→ **Available records**
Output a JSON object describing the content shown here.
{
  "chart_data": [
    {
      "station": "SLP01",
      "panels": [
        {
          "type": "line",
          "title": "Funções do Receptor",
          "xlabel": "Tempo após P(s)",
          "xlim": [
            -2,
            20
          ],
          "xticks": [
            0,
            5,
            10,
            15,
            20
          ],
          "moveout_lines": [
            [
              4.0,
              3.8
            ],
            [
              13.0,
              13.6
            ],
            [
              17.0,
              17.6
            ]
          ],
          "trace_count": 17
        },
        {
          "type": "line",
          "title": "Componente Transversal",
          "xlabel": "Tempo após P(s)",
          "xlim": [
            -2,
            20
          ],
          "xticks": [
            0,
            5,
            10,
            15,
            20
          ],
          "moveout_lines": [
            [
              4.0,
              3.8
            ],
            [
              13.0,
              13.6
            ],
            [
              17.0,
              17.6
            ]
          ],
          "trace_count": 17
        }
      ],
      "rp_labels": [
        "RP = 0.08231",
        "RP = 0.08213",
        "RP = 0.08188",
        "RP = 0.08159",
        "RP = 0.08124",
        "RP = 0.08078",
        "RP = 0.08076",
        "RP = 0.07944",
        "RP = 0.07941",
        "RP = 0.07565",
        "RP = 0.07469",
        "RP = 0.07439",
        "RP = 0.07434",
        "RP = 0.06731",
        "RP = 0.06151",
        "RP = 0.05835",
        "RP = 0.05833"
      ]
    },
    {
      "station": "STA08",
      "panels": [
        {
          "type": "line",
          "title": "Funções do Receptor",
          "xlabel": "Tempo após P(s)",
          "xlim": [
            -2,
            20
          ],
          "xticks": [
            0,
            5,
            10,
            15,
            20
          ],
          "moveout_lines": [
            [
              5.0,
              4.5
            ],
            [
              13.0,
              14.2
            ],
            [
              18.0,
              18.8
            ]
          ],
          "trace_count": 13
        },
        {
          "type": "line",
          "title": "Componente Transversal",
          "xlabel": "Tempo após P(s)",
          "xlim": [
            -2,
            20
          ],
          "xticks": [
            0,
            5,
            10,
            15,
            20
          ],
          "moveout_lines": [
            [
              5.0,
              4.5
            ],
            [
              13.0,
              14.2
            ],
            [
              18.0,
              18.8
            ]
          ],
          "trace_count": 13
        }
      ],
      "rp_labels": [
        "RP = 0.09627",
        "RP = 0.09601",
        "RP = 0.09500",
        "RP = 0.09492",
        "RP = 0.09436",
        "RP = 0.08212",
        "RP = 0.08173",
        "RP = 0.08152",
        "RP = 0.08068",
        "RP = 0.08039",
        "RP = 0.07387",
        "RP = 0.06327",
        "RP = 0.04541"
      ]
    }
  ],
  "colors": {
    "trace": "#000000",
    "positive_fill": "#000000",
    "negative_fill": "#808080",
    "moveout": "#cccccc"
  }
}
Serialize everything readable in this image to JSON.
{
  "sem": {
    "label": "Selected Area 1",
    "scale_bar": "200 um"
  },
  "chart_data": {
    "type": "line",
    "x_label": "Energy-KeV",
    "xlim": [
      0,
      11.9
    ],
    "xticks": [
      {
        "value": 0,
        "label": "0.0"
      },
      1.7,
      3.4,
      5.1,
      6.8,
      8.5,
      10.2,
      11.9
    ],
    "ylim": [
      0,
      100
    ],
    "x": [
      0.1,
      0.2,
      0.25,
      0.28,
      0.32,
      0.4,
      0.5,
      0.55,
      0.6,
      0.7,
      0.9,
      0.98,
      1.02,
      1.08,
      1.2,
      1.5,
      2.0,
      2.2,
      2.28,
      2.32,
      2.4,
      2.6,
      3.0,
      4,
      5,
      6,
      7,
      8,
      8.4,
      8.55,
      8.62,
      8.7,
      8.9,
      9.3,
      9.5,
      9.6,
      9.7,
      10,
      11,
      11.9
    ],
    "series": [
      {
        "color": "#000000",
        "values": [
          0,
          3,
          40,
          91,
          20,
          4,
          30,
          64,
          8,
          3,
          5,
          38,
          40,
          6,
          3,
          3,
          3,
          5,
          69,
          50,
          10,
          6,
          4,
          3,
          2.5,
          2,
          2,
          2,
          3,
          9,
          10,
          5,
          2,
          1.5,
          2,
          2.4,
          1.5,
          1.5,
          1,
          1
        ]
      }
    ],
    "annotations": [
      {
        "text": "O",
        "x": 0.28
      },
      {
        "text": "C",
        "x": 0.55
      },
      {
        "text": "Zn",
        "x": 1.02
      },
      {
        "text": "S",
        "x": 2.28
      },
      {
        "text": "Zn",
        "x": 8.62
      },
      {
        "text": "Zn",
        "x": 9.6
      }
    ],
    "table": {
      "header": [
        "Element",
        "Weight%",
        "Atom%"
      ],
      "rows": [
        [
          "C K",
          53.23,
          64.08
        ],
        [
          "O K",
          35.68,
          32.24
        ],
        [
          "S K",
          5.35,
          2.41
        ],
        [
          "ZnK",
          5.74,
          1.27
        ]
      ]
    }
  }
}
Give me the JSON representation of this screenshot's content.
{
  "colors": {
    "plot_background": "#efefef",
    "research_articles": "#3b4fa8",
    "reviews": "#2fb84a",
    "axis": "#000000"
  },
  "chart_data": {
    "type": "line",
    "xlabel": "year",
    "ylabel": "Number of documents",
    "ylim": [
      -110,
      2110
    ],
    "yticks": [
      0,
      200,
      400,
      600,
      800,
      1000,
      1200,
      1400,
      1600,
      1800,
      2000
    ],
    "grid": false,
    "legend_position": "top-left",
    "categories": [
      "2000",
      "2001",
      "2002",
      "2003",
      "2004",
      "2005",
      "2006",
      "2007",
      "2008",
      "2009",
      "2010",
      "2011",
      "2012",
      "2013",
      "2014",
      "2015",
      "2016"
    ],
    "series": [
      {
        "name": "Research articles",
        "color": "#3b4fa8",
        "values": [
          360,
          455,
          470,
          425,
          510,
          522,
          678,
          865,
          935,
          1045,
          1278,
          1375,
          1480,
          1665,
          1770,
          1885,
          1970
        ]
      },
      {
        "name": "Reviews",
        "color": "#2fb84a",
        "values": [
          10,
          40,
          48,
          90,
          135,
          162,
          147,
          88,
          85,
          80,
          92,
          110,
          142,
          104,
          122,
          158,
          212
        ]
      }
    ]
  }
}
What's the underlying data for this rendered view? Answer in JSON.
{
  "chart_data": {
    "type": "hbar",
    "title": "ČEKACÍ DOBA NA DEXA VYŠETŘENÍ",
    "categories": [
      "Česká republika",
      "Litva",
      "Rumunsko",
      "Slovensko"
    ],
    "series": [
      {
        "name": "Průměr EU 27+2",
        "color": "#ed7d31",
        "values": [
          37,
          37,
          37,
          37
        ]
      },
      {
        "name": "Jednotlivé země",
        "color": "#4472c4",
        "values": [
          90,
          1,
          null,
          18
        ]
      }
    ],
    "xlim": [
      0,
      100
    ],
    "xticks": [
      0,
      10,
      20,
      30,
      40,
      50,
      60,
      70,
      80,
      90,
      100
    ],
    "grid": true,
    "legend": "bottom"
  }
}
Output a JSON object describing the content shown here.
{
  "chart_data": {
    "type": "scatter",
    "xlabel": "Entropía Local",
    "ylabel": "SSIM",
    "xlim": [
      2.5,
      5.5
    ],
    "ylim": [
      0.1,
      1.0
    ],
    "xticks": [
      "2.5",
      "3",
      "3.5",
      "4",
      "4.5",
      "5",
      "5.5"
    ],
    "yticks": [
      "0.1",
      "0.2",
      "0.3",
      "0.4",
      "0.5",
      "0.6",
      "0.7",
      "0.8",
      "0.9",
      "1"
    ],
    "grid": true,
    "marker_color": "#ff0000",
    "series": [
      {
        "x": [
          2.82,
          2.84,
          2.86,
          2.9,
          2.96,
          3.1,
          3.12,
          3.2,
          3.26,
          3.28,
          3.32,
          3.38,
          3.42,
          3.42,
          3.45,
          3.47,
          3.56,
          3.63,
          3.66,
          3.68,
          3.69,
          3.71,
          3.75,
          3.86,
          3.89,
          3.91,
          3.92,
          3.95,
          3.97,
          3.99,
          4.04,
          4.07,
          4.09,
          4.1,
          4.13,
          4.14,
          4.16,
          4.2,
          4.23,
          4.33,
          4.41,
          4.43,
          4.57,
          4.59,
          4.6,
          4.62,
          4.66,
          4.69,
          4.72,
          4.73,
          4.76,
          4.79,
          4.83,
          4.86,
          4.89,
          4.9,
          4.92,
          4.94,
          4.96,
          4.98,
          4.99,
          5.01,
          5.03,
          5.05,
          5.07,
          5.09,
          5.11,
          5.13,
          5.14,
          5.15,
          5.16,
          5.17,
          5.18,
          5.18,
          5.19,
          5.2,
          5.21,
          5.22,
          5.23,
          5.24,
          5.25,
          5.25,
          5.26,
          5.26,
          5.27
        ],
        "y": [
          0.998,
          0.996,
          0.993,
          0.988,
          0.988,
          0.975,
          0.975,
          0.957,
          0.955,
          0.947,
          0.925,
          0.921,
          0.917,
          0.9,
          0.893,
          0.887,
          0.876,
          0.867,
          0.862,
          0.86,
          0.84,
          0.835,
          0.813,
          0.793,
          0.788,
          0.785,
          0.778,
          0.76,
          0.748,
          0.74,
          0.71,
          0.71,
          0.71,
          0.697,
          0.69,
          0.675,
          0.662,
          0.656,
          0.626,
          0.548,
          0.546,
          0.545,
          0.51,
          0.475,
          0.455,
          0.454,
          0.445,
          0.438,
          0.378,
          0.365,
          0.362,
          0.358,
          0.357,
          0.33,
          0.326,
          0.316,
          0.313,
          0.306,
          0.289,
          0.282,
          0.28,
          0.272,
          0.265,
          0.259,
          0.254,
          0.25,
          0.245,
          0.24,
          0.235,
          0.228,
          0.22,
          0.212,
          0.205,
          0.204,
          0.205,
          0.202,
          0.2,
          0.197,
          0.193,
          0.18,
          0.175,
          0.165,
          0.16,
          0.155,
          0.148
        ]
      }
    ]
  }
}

→ **Work to do**
Your answer should be a single number: the count of lines holding the word "name".

→ **Task output**
4